TASK GOAL
Continue the passage on harmonizing Chinese applicant names from where it stops.

** begin SOURCE EXTRACT **

We harmonized Chinese applicant names according to their characteristics: i.e., a typical Chinese Firm name is usually composed 4 parts—Province/city + name stem + industry + type (e.g., 深圳/TCL/数字技术/有限公司). While purely relying on the name or geocoding could go wrong, the high similarity in both two dimensions indicates a higher probability of matching. After comparing the rule-based and supervised learning method to standardize firm and university names, our result shows that rule-based approach is much appropriate due to its simplicity and empirical studies usually do not have such high requirement for accuracy, though supervised learning method performs slightly better. The steps are as follows:
- 1.
Preprocessing: removing spaces, brackets, and name suffix such as “股份有限公司”, “有限公司”, “公司”, “所”, “院”, “中心”, as well as firms’ prefix like “省”, “市”, “北京”, “(北京)”, “深圳”. Keep the prefix representing addresses of universities and research institutes as for such type of applicants, such as “北京大学”, “浙江大学”, etc., the address prefix is their sole identifier.

** end SOURCE EXTRACT **
** begin MATERIAL SUPPLIED **

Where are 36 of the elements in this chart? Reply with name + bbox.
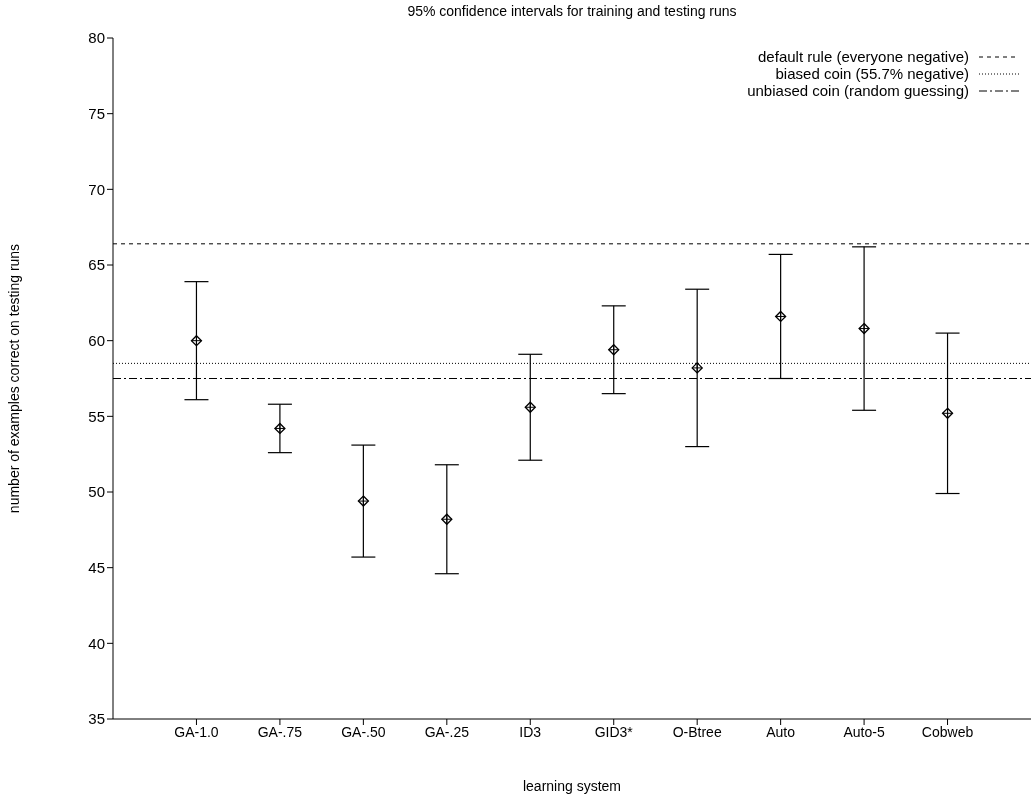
point — [774, 310, 787, 323]
y-tick-label: 75 — [88, 104, 105, 122]
x-tick-label: ID3 — [519, 723, 542, 740]
y-tick-label: 60 — [88, 331, 105, 349]
point — [441, 513, 453, 525]
point — [608, 344, 620, 356]
y-tick-label: 40 — [88, 634, 105, 652]
x-tick-label: Auto-5 — [843, 723, 885, 740]
x-tick-label: GA-.75 — [257, 723, 303, 740]
point — [190, 335, 203, 347]
legend-label: unbiased coin (random guessing) — [747, 82, 969, 99]
x-tick-label: GA-1.0 — [174, 723, 219, 740]
point — [357, 495, 370, 507]
legend-label: default rule (everyone negative) — [758, 48, 969, 65]
y-tick-label: 35 — [88, 710, 105, 728]
point — [274, 422, 286, 435]
point — [858, 322, 870, 335]
y-tick-label: 45 — [88, 558, 105, 576]
chart-title: 95% confidence intervals for training and testing runs — [406, 3, 738, 19]
x-tick-label: GID3* — [594, 723, 634, 740]
x-tick-label: Cobweb — [921, 723, 974, 740]
x-tick-label: O-Btree — [672, 723, 722, 740]
y-axis-title: number of examples correct on testing runs — [5, 243, 22, 514]
y-tick-label: 70 — [88, 180, 105, 198]
point — [524, 401, 536, 413]
point — [941, 407, 954, 419]
x-tick-label: GA-.25 — [424, 723, 470, 740]
y-tick-label: 65 — [88, 256, 105, 274]
y-tick-label: 80 — [88, 29, 105, 47]
x-axis-title: learning system — [522, 778, 622, 794]
x-tick-label: Auto — [766, 723, 796, 740]
y-tick-label: 55 — [88, 407, 105, 425]
y-tick-label: 50 — [88, 483, 105, 501]
legend-label: biased coin (55.7% negative) — [775, 65, 969, 82]
point — [691, 362, 703, 374]
x-tick-label: GA-.50 — [341, 723, 386, 740]
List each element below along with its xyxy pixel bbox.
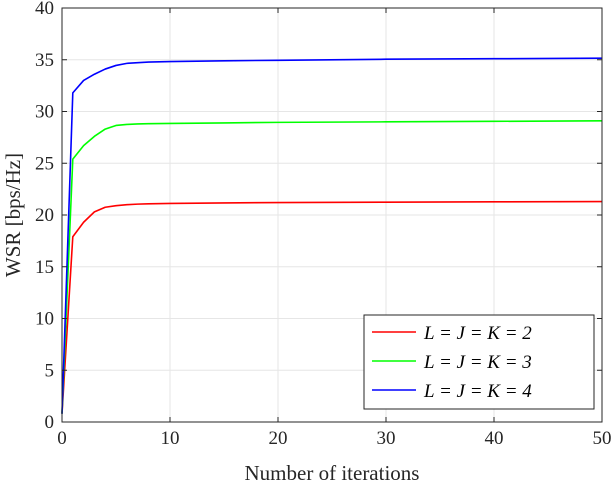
legend-label-3: L = J = K = 4 xyxy=(423,381,532,402)
x-tick-label: 10 xyxy=(161,428,180,449)
y-tick-label: 40 xyxy=(35,0,54,19)
series-lines xyxy=(61,57,603,414)
y-tick-label: 25 xyxy=(35,153,54,174)
y-tick-label: 5 xyxy=(45,360,55,381)
legend-box xyxy=(363,314,595,410)
x-tick-label: 50 xyxy=(593,428,612,449)
series-line-2 xyxy=(61,120,603,414)
x-tick-label: 30 xyxy=(377,428,396,449)
x-tick-label: 20 xyxy=(269,428,288,449)
y-axis-title: WSR [bps/Hz] xyxy=(1,153,25,277)
y-tick-label: 30 xyxy=(35,102,54,123)
x-tick-label: 40 xyxy=(485,428,504,449)
y-tick-label: 10 xyxy=(35,309,54,330)
legend-label-2: L = J = K = 3 xyxy=(423,352,532,373)
series-line-3 xyxy=(61,57,603,414)
y-tick-label: 20 xyxy=(35,205,54,226)
legend-label-1: L = J = K = 2 xyxy=(423,323,532,344)
x-axis-title: Number of iterations xyxy=(245,461,420,485)
y-tick-label: 15 xyxy=(35,257,54,278)
legend: L = J = K = 2 L = J = K = 3 L = J = K = 4 xyxy=(363,314,595,410)
series-line-1 xyxy=(61,200,603,414)
y-tick-label: 0 xyxy=(45,412,55,433)
y-tick-label: 35 xyxy=(35,50,54,71)
x-tick-label: 0 xyxy=(57,428,67,449)
axis-ticks: 0 10 20 30 40 50 0 5 10 15 20 25 30 35 40 xyxy=(35,0,612,449)
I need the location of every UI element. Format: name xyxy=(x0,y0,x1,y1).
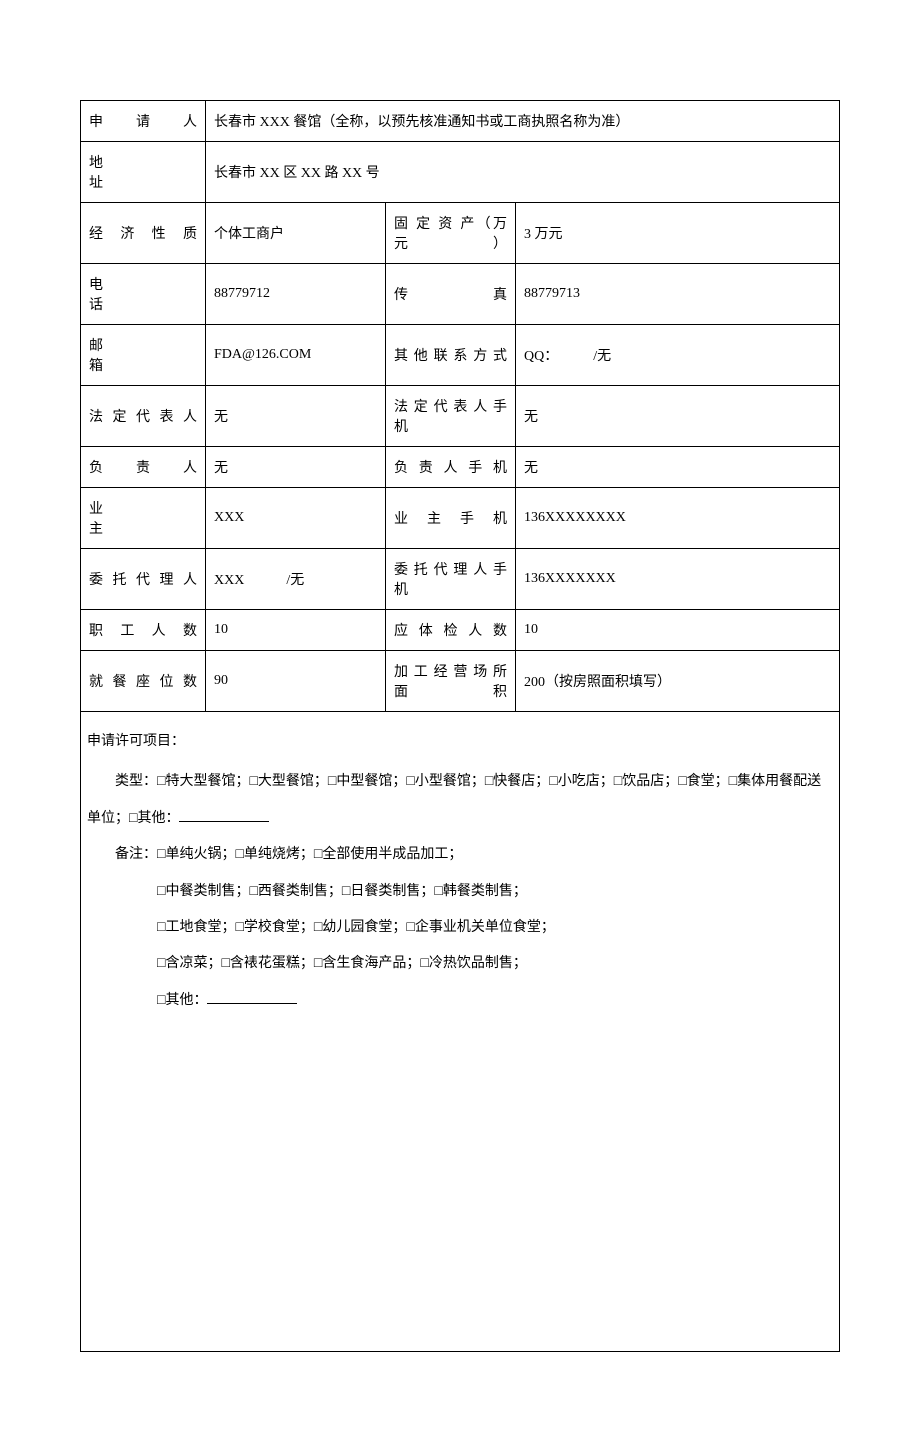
permit-section: 申请许可项目： 类型：□特大型餐馆；□大型餐馆；□中型餐馆；□小型餐馆；□快餐店… xyxy=(80,712,840,1352)
value-agent: XXX /无 xyxy=(206,549,386,610)
label-area: 加 工 经 营 场 所 面 积 xyxy=(386,651,516,712)
row-responsible: 负 责 人 无 负 责 人 手 机 无 xyxy=(81,447,840,488)
value-owner-phone: 136XXXXXXXX xyxy=(516,488,840,549)
row-legal-rep: 法 定 代 表 人 无 法 定 代 表 人 手 机 无 xyxy=(81,386,840,447)
permit-note-line3: □工地食堂；□学校食堂；□幼儿园食堂；□企事业机关单位食堂； xyxy=(87,910,833,946)
label-staff: 职 工 人 数 xyxy=(81,610,206,651)
value-seats: 90 xyxy=(206,651,386,712)
label-fax: 传 真 xyxy=(386,264,516,325)
value-applicant: 长春市 XXX 餐馆（全称，以预先核准通知书或工商执照名称为准） xyxy=(206,101,840,142)
value-agent-phone: 136XXXXXXX xyxy=(516,549,840,610)
row-seats: 就 餐 座 位 数 90 加 工 经 营 场 所 面 积 200（按房照面积填写… xyxy=(81,651,840,712)
label-seats: 就 餐 座 位 数 xyxy=(81,651,206,712)
label-email: 邮 箱 xyxy=(81,325,206,386)
row-phone: 电 话 88779712 传 真 88779713 xyxy=(81,264,840,325)
row-address: 地 址 长春市 XX 区 XX 路 XX 号 xyxy=(81,142,840,203)
label-legal-rep-phone: 法 定 代 表 人 手 机 xyxy=(386,386,516,447)
label-agent-phone: 委 托 代 理 人 手 机 xyxy=(386,549,516,610)
label-phone: 电 话 xyxy=(81,264,206,325)
application-form-table: 申 请 人 长春市 XXX 餐馆（全称，以预先核准通知书或工商执照名称为准） 地… xyxy=(80,100,840,712)
value-fax: 88779713 xyxy=(516,264,840,325)
value-check: 10 xyxy=(516,610,840,651)
value-responsible-phone: 无 xyxy=(516,447,840,488)
label-agent: 委 托 代 理 人 xyxy=(81,549,206,610)
row-applicant: 申 请 人 长春市 XXX 餐馆（全称，以预先核准通知书或工商执照名称为准） xyxy=(81,101,840,142)
value-area: 200（按房照面积填写） xyxy=(516,651,840,712)
value-other-contact: QQ： /无 xyxy=(516,325,840,386)
blank-other-note xyxy=(207,990,297,1004)
value-econ: 个体工商户 xyxy=(206,203,386,264)
label-legal-rep: 法 定 代 表 人 xyxy=(81,386,206,447)
row-owner: 业 主 XXX 业 主 手 机 136XXXXXXXX xyxy=(81,488,840,549)
label-check: 应 体 检 人 数 xyxy=(386,610,516,651)
value-owner: XXX xyxy=(206,488,386,549)
label-responsible: 负 责 人 xyxy=(81,447,206,488)
label-other-contact: 其 他 联 系 方 式 xyxy=(386,325,516,386)
label-econ: 经 济 性 质 xyxy=(81,203,206,264)
value-responsible: 无 xyxy=(206,447,386,488)
value-assets: 3 万元 xyxy=(516,203,840,264)
permit-note-line4: □含凉菜；□含裱花蛋糕；□含生食海产品；□冷热饮品制售； xyxy=(87,946,833,982)
permit-note-line5-text: □其他： xyxy=(157,993,207,1008)
row-email: 邮 箱 FDA@126.COM 其 他 联 系 方 式 QQ： /无 xyxy=(81,325,840,386)
value-phone: 88779712 xyxy=(206,264,386,325)
permit-note-line5: □其他： xyxy=(87,983,833,1019)
row-staff: 职 工 人 数 10 应 体 检 人 数 10 xyxy=(81,610,840,651)
permit-heading: 申请许可项目： xyxy=(87,724,833,760)
label-owner: 业 主 xyxy=(81,488,206,549)
permit-type-line: 类型：□特大型餐馆；□大型餐馆；□中型餐馆；□小型餐馆；□快餐店；□小吃店；□饮… xyxy=(87,764,833,837)
value-legal-rep: 无 xyxy=(206,386,386,447)
label-responsible-phone: 负 责 人 手 机 xyxy=(386,447,516,488)
value-legal-rep-phone: 无 xyxy=(516,386,840,447)
row-agent: 委 托 代 理 人 XXX /无 委 托 代 理 人 手 机 136XXXXXX… xyxy=(81,549,840,610)
value-address: 长春市 XX 区 XX 路 XX 号 xyxy=(206,142,840,203)
permit-note-line2: □中餐类制售；□西餐类制售；□日餐类制售；□韩餐类制售； xyxy=(87,874,833,910)
label-owner-phone: 业 主 手 机 xyxy=(386,488,516,549)
blank-other-type xyxy=(179,808,269,822)
value-email: FDA@126.COM xyxy=(206,325,386,386)
label-address: 地 址 xyxy=(81,142,206,203)
value-staff: 10 xyxy=(206,610,386,651)
row-econ: 经 济 性 质 个体工商户 固 定 资 产（万 元） 3 万元 xyxy=(81,203,840,264)
label-applicant: 申 请 人 xyxy=(81,101,206,142)
permit-note-line1: 备注：□单纯火锅；□单纯烧烤；□全部使用半成品加工； xyxy=(87,837,833,873)
label-assets: 固 定 资 产（万 元） xyxy=(386,203,516,264)
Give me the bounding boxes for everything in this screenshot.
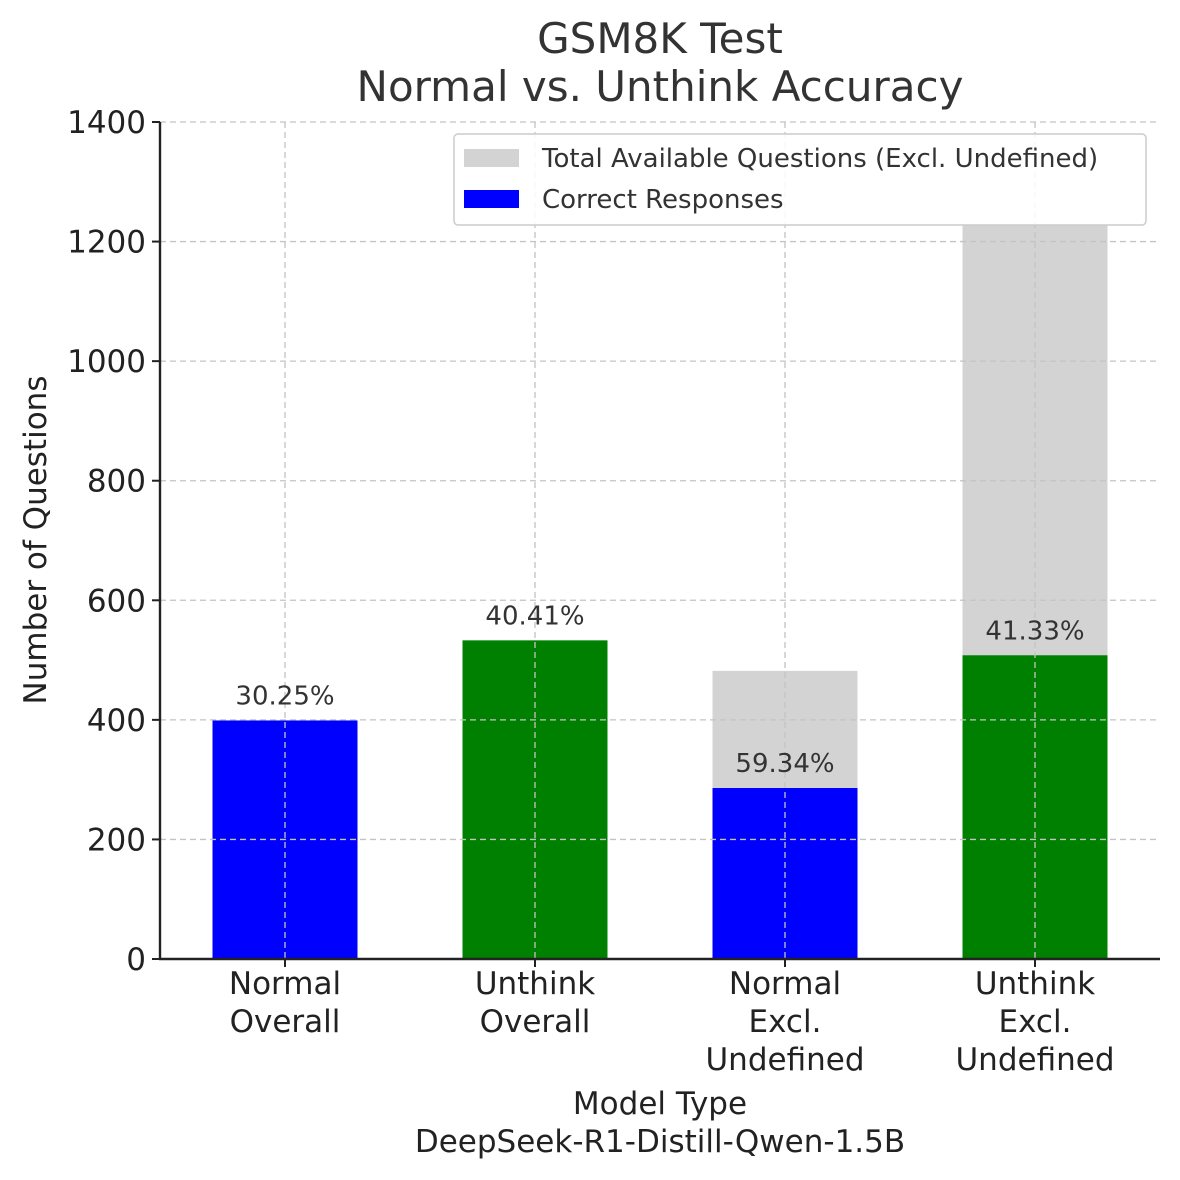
y-tick-label-4: 800 [87,464,146,500]
axes [158,122,1160,961]
legend: Total Available Questions (Excl. Undefin… [453,133,1147,226]
y-tick-labels: 0 200 400 600 800 1000 1200 1400 [67,105,160,978]
x-tick-label-3: Normal Excl. Undefined [705,966,864,1078]
x-tick-label-1: Normal Overall [229,966,341,1040]
legend-swatch-2 [464,190,519,208]
data-label-1: 30.25% [235,681,334,711]
y-axis-label: Number of Questions [18,376,54,705]
legend-label-2: Correct Responses [542,185,784,215]
y-tick-label-6: 1200 [67,225,146,261]
data-labels: 30.25% 40.41% 59.34% 41.33% [235,601,1084,779]
x-axis-label-line-2: DeepSeek-R1-Distill-Qwen-1.5B [415,1124,905,1160]
x-axis-label-line-1: Model Type [573,1086,747,1122]
chart-title-line-1: GSM8K Test [537,14,783,63]
y-tick-label-0: 0 [126,942,146,978]
legend-swatch-1 [464,149,519,167]
data-label-4: 41.33% [985,616,1084,646]
x-tick-label-4: Unthink Excl. Undefined [955,966,1114,1078]
legend-frame [453,133,1147,226]
chart-title-line-2: Normal vs. Unthink Accuracy [357,62,964,111]
bars [212,224,1108,959]
y-tick-label-2: 400 [87,703,146,739]
bar-correct-2 [462,640,608,959]
x-tick-labels: Normal Overall Unthink Overall Normal Excl. Un… [229,959,1115,1078]
y-tick-label-5: 1000 [67,344,146,380]
y-tick-label-3: 600 [87,583,146,619]
data-label-2: 40.41% [485,601,584,631]
y-tick-label-7: 1400 [67,105,146,141]
y-tick-label-1: 200 [87,822,146,858]
legend-label-1: Total Available Questions (Excl. Undefin… [541,144,1098,174]
x-tick-label-2: Unthink Overall [475,966,595,1040]
grid [160,121,1160,959]
data-label-3: 59.34% [735,749,834,779]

** end MATERIAL SUPPLIED **

EXPECTED OUTPUT
- 2.
Stemming: extract the most special words (e.g., “万达”, “中兴通讯”, “TCL”, “ABB”) in a name with TF-IDF algorithm.
- 3.
Blocking by the stem, applicant type and generating comparing pairs: from 0.38 million unique applicant names, we generated 5.54 m record pairs to compare.
- 4.
Comparing the Levenshtein similarity of preprocessed names and record pairs.
- 5.
Cluster with thresholds directly, or
- 6.
Predicting distances based on trained models and clustering based on distance matrices. Two datasets were collected for training and testing our algorithm: one is our manually standardized applicants’ names of firms filed patents and listed on the National Equities Exchanges and Quotations (NEEQ), the other is SIPO’s linked data with China’s Annual Survey of Industrial Enterprises (ASIE), which is provided by the Chinese Patent Data Project (He et al. 2018).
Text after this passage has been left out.